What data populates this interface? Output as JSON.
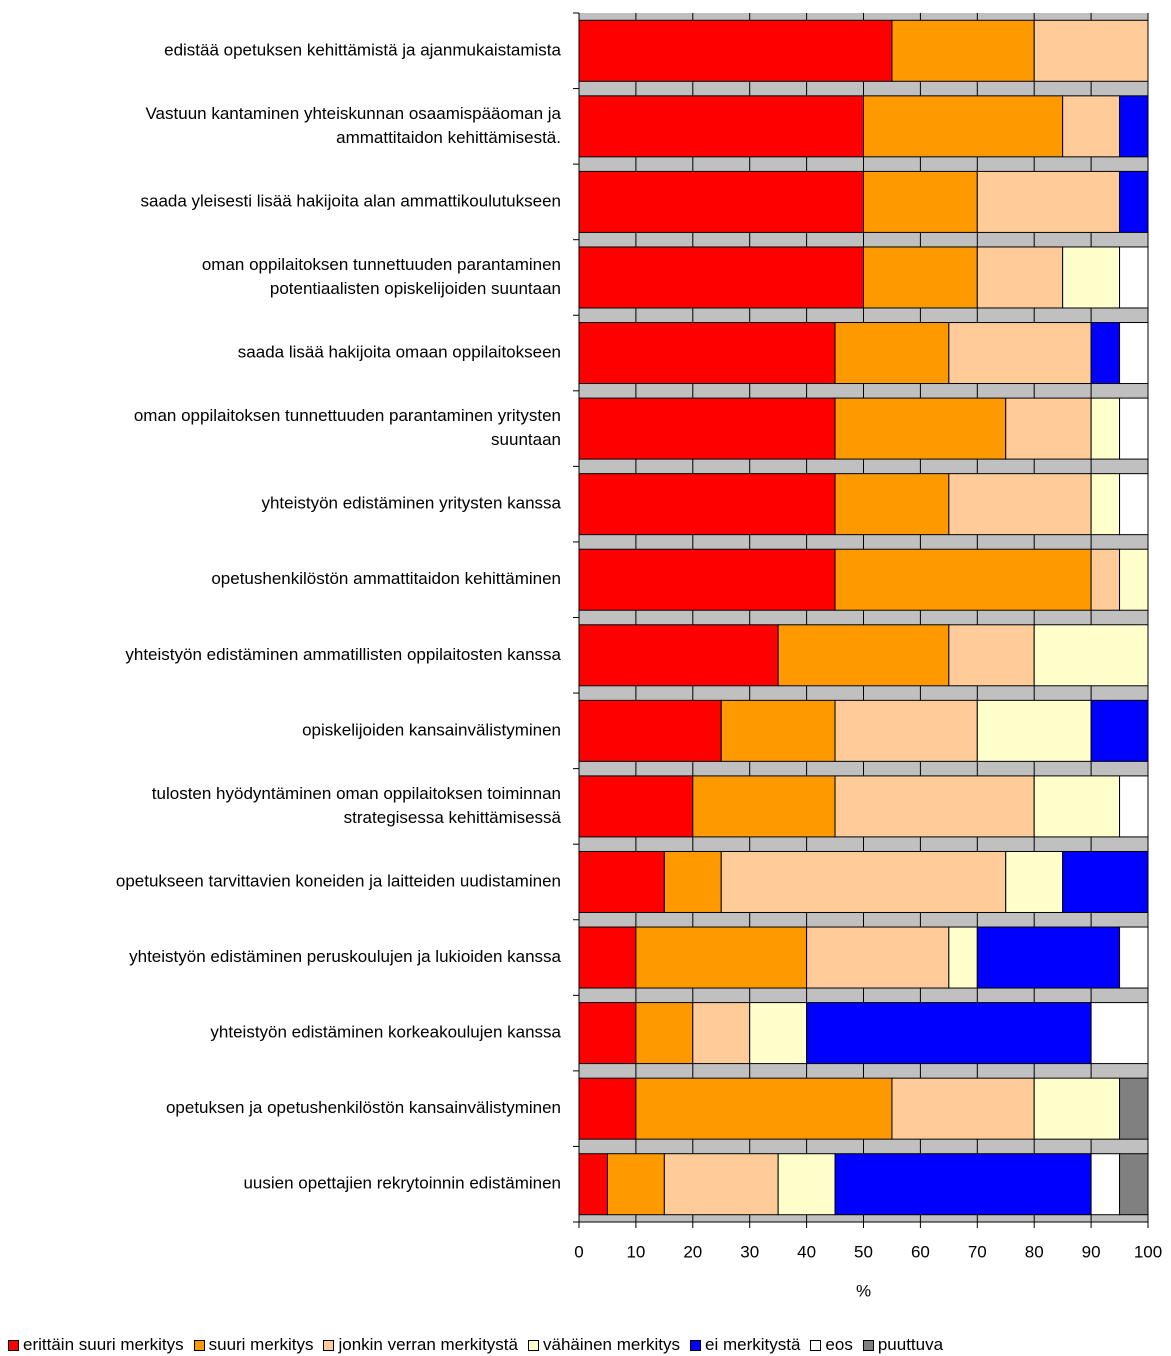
{
  "chart_data": {
    "type": "bar",
    "orientation": "horizontal",
    "stacked": true,
    "xlabel": "%",
    "xlim": [
      0,
      100
    ],
    "x_ticks": [
      "0",
      "10",
      "20",
      "30",
      "40",
      "50",
      "60",
      "70",
      "80",
      "90",
      "100"
    ],
    "categories": [
      [
        "edistää opetuksen kehittämistä ja ajanmukaistamista"
      ],
      [
        "Vastuun kantaminen yhteiskunnan osaamispääoman ja",
        "ammattitaidon kehittämisestä."
      ],
      [
        "saada yleisesti lisää hakijoita alan ammattikoulutukseen"
      ],
      [
        "oman oppilaitoksen tunnettuuden parantaminen",
        "potentiaalisten opiskelijoiden suuntaan"
      ],
      [
        "saada lisää hakijoita omaan oppilaitokseen"
      ],
      [
        "oman oppilaitoksen tunnettuuden parantaminen yritysten",
        "suuntaan"
      ],
      [
        "yhteistyön edistäminen yritysten kanssa"
      ],
      [
        "opetushenkilöstön ammattitaidon kehittäminen"
      ],
      [
        "yhteistyön edistäminen ammatillisten oppilaitosten kanssa"
      ],
      [
        "opiskelijoiden kansainvälistyminen"
      ],
      [
        "tulosten hyödyntäminen oman oppilaitoksen toiminnan",
        "strategisessa kehittämisessä"
      ],
      [
        "opetukseen tarvittavien koneiden ja laitteiden uudistaminen"
      ],
      [
        "yhteistyön edistäminen peruskoulujen ja lukioiden kanssa"
      ],
      [
        "yhteistyön edistäminen korkeakoulujen kanssa"
      ],
      [
        "opetuksen ja opetushenkilöstön kansainvälistyminen"
      ],
      [
        "uusien opettajien rekrytoinnin edistäminen"
      ]
    ],
    "series": [
      {
        "name": "erittäin suuri merkitys",
        "color": "#ff0000",
        "values": [
          55,
          50,
          50,
          50,
          45,
          45,
          45,
          45,
          35,
          25,
          20,
          15,
          10,
          10,
          10,
          5
        ]
      },
      {
        "name": "suuri merkitys",
        "color": "#ff9900",
        "values": [
          25,
          35,
          20,
          20,
          20,
          30,
          20,
          45,
          30,
          20,
          25,
          10,
          30,
          10,
          45,
          10
        ]
      },
      {
        "name": "jonkin verran merkitystä",
        "color": "#ffcc99",
        "values": [
          20,
          10,
          25,
          15,
          25,
          15,
          25,
          5,
          15,
          25,
          35,
          50,
          25,
          10,
          25,
          20
        ]
      },
      {
        "name": "vähäinen merkitys",
        "color": "#ffffcc",
        "values": [
          0,
          0,
          0,
          10,
          0,
          5,
          5,
          5,
          20,
          20,
          15,
          10,
          5,
          10,
          15,
          10
        ]
      },
      {
        "name": "ei merkitystä",
        "color": "#0000ff",
        "values": [
          0,
          5,
          5,
          0,
          5,
          0,
          0,
          0,
          0,
          10,
          0,
          15,
          25,
          50,
          0,
          45
        ]
      },
      {
        "name": "eos",
        "color": "#ffffff",
        "values": [
          0,
          0,
          0,
          5,
          5,
          5,
          5,
          0,
          0,
          0,
          5,
          0,
          5,
          10,
          0,
          5
        ]
      },
      {
        "name": "puuttuva",
        "color": "#808080",
        "values": [
          0,
          0,
          0,
          0,
          0,
          0,
          0,
          0,
          0,
          0,
          0,
          0,
          0,
          0,
          5,
          5
        ]
      }
    ],
    "grid": "vertical gridlines",
    "plot_background": "#c0c0c0",
    "legend": "bottom"
  }
}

···

## Stated problem
Which lines in the data above contain "suuri"? Show each one.

## Response to this exercise
        "name": "erittäin suuri merkitys",
        "name": "suuri merkitys",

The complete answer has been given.